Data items
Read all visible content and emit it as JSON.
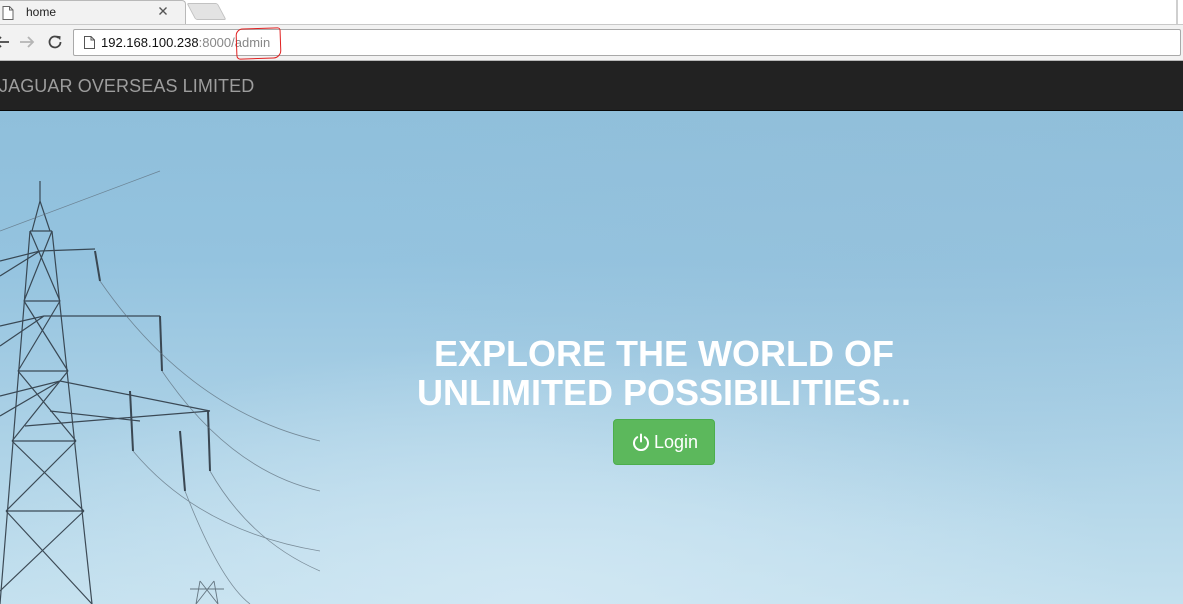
{
  "browser": {
    "tab": {
      "title": "home",
      "icon": "page-icon"
    },
    "address": {
      "host": "192.168.100.238",
      "port": ":8000",
      "path": "/admin"
    }
  },
  "site": {
    "brand": "JAGUAR OVERSEAS LIMITED",
    "hero": {
      "headline_line1": "EXPLORE THE WORLD OF",
      "headline_line2": "UNLIMITED POSSIBILITIES...",
      "login_label": "Login",
      "login_icon": "power-icon",
      "login_color": "#5cb85c"
    }
  }
}
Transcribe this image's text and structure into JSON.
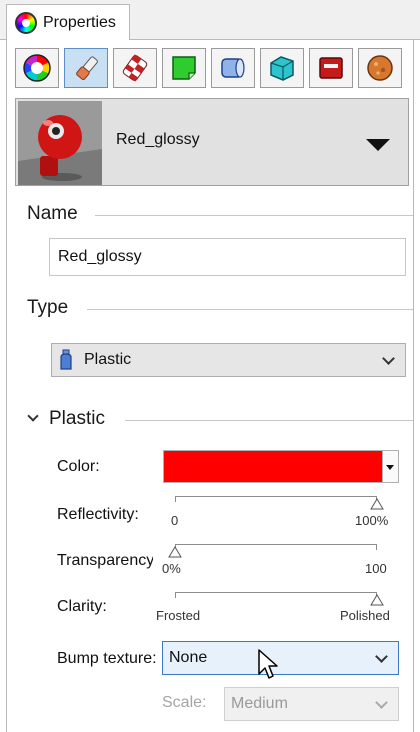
{
  "tab": {
    "title": "Properties",
    "icon": "color-wheel-icon"
  },
  "toolbar": [
    {
      "name": "color-wheel-icon",
      "active": false
    },
    {
      "name": "paintbrush-icon",
      "active": true
    },
    {
      "name": "checker-brush-icon",
      "active": false
    },
    {
      "name": "green-sheet-icon",
      "active": false
    },
    {
      "name": "blue-cylinder-icon",
      "active": false
    },
    {
      "name": "cyan-object-icon",
      "active": false
    },
    {
      "name": "red-box-icon",
      "active": false
    },
    {
      "name": "orange-ball-icon",
      "active": false
    }
  ],
  "material": {
    "name": "Red_glossy",
    "thumbnail": "red-glossy-thumbnail"
  },
  "name_section": {
    "heading": "Name",
    "value": "Red_glossy"
  },
  "type_section": {
    "heading": "Type",
    "value": "Plastic",
    "icon": "plastic-bottle-icon"
  },
  "plastic_section": {
    "heading": "Plastic",
    "color": {
      "label": "Color:",
      "value": "#ff0000"
    },
    "reflectivity": {
      "label": "Reflectivity:",
      "min_label": "0",
      "max_label": "100%",
      "value": 1.0
    },
    "transparency": {
      "label": "Transparency:",
      "min_label": "0%",
      "max_label": "100",
      "value": 0.0
    },
    "clarity": {
      "label": "Clarity:",
      "min_label": "Frosted",
      "max_label": "Polished",
      "value": 1.0
    },
    "bump": {
      "label": "Bump texture:",
      "value": "None"
    },
    "scale": {
      "label": "Scale:",
      "value": "Medium"
    }
  },
  "colors": {
    "accent": "#3b79c4",
    "color_swatch": "#ff0000"
  }
}
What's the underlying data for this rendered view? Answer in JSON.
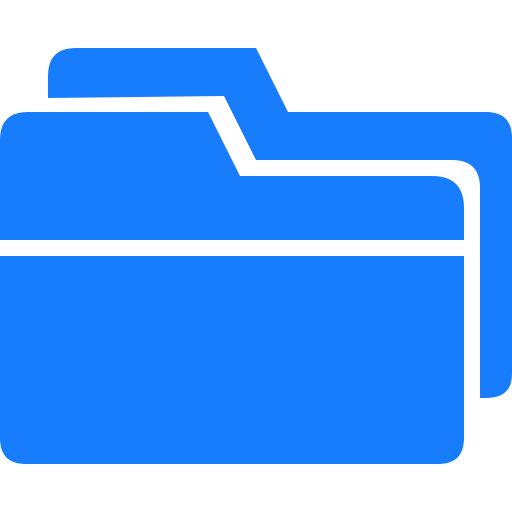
{
  "icon": {
    "name": "folders-icon",
    "color": "#177dfd",
    "background": "#ffffff"
  }
}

> _PROMPT_: Isolate the lines that hold the word "value" and copy all of them.

> _RESULT OF THIS TASK_:
    "value": "Red_glossy"
    "value": "Plastic",
      "value": "#ff0000"
      "value": 1.0
      "value": 0.0
      "value": 1.0
      "value": "None"
      "value": "Medium"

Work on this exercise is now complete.